-------- Data to process --------

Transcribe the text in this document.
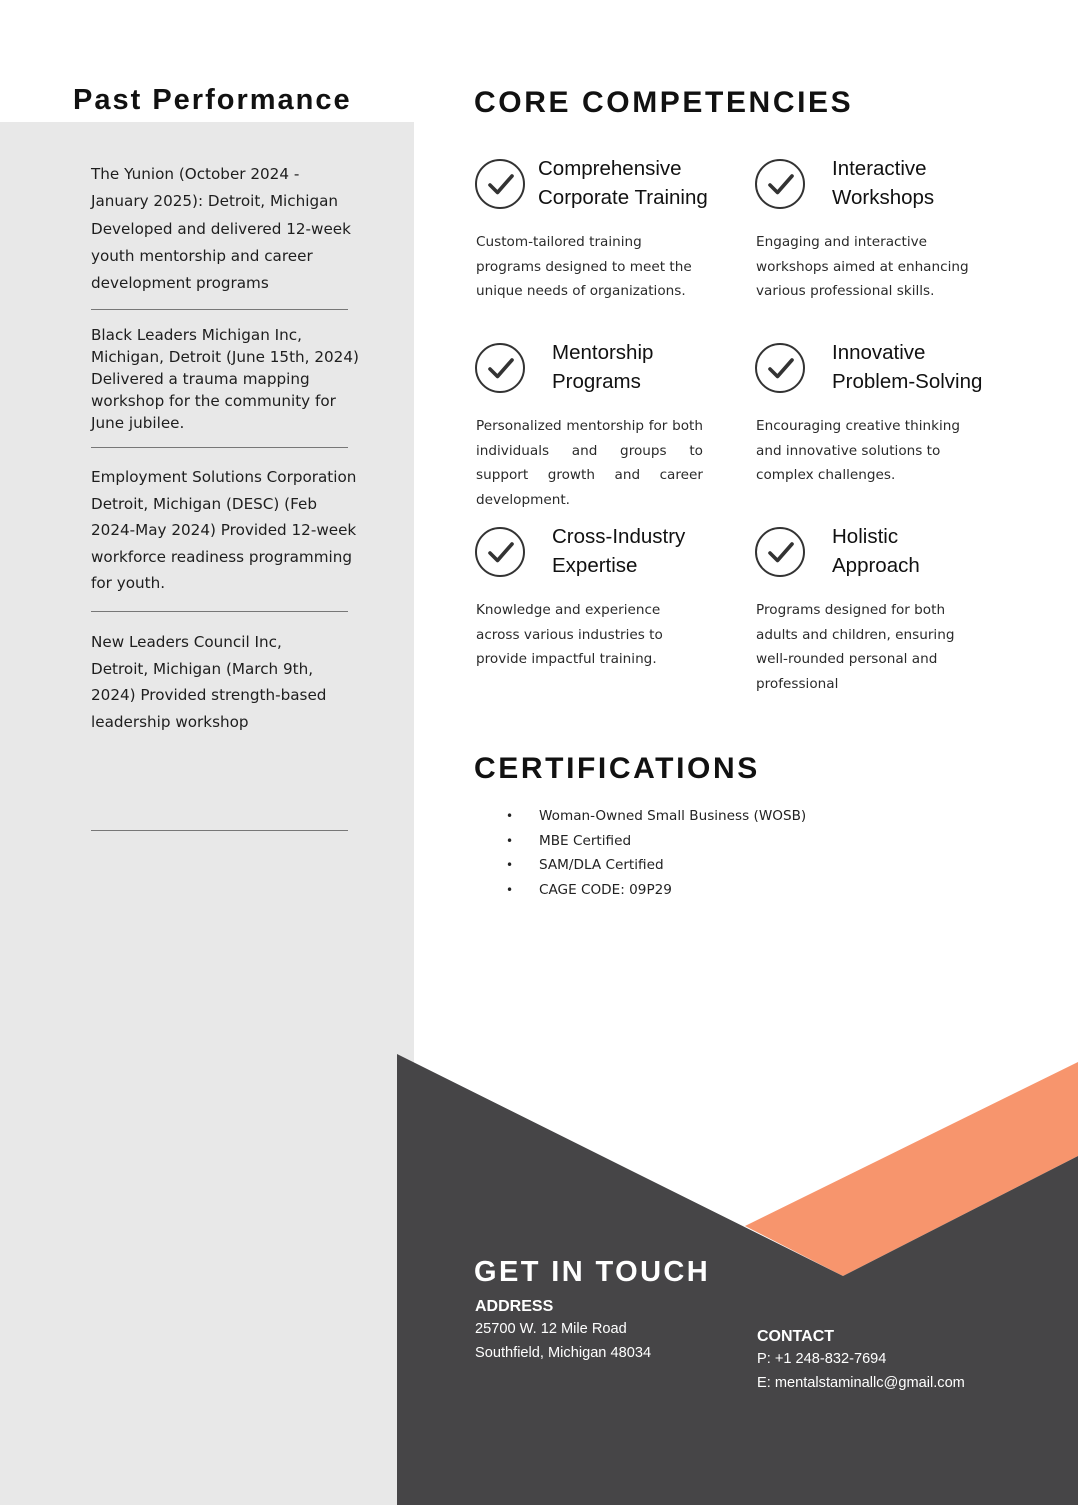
Past Performance
The Yunion (October 2024 - January 2025): Detroit, Michigan Developed and delivered 12-week youth mentorship and career development programs
Black Leaders Michigan Inc, Michigan, Detroit (June 15th, 2024) Delivered a trauma mapping workshop for the community for June jubilee.
Employment Solutions Corporation Detroit, Michigan (DESC) (Feb 2024-May 2024) Provided 12-week workforce readiness programming for youth.
New Leaders Council Inc, Detroit, Michigan (March 9th, 2024) Provided strength-based leadership workshop
CORE COMPETENCIES
Comprehensive
Corporate Training
Custom-tailored training programs designed to meet the unique needs of organizations.
Interactive
Workshops
Engaging and interactive workshops aimed at enhancing various professional skills.
Mentorship
Programs
Personalized mentorship for both individuals and groups to support growth and career development.
Innovative
Problem-Solving
Encouraging creative thinking and innovative solutions to complex challenges.
Cross-Industry
Expertise
Knowledge and experience across various industries to provide impactful training.
Holistic
Approach
Programs designed for both adults and children, ensuring well-rounded personal and professional
CERTIFICATIONS
• Woman-Owned Small Business (WOSB)
• MBE Certified
• SAM/DLA Certified
• CAGE CODE: 09P29
GET IN TOUCH
ADDRESS
25700 W. 12 Mile Road
Southfield, Michigan 48034
CONTACT
P: +1 248-832-7694
E: mentalstaminallc@gmail.com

--------

● **Directive**: Repeat the data in full and exactly. Omit pictures.

● **Written answer**:
Transcribe the text in this document.
Past Performance
The Yunion (October 2024 - January 2025): Detroit, Michigan Developed and delivered 12-week youth mentorship and career development programs
Black Leaders Michigan Inc, Michigan, Detroit (June 15th, 2024) Delivered a trauma mapping workshop for the community for June jubilee.
Employment Solutions Corporation Detroit, Michigan (DESC) (Feb 2024-May 2024) Provided 12-week workforce readiness programming for youth.
New Leaders Council Inc, Detroit, Michigan (March 9th, 2024) Provided strength-based leadership workshop
CORE COMPETENCIES
Comprehensive
Corporate Training
Custom-tailored training programs designed to meet the unique needs of organizations.
Interactive
Workshops
Engaging and interactive workshops aimed at enhancing various professional skills.
Mentorship
Programs
Personalized mentorship for both individuals and groups to support growth and career development.
Innovative
Problem-Solving
Encouraging creative thinking and innovative solutions to complex challenges.
Cross-Industry
Expertise
Knowledge and experience across various industries to provide impactful training.
Holistic
Approach
Programs designed for both adults and children, ensuring well-rounded personal and professional
CERTIFICATIONS
• Woman-Owned Small Business (WOSB)
• MBE Certified
• SAM/DLA Certified
• CAGE CODE: 09P29
GET IN TOUCH
ADDRESS
25700 W. 12 Mile Road
Southfield, Michigan 48034
CONTACT
P: +1 248-832-7694
E: mentalstaminallc@gmail.com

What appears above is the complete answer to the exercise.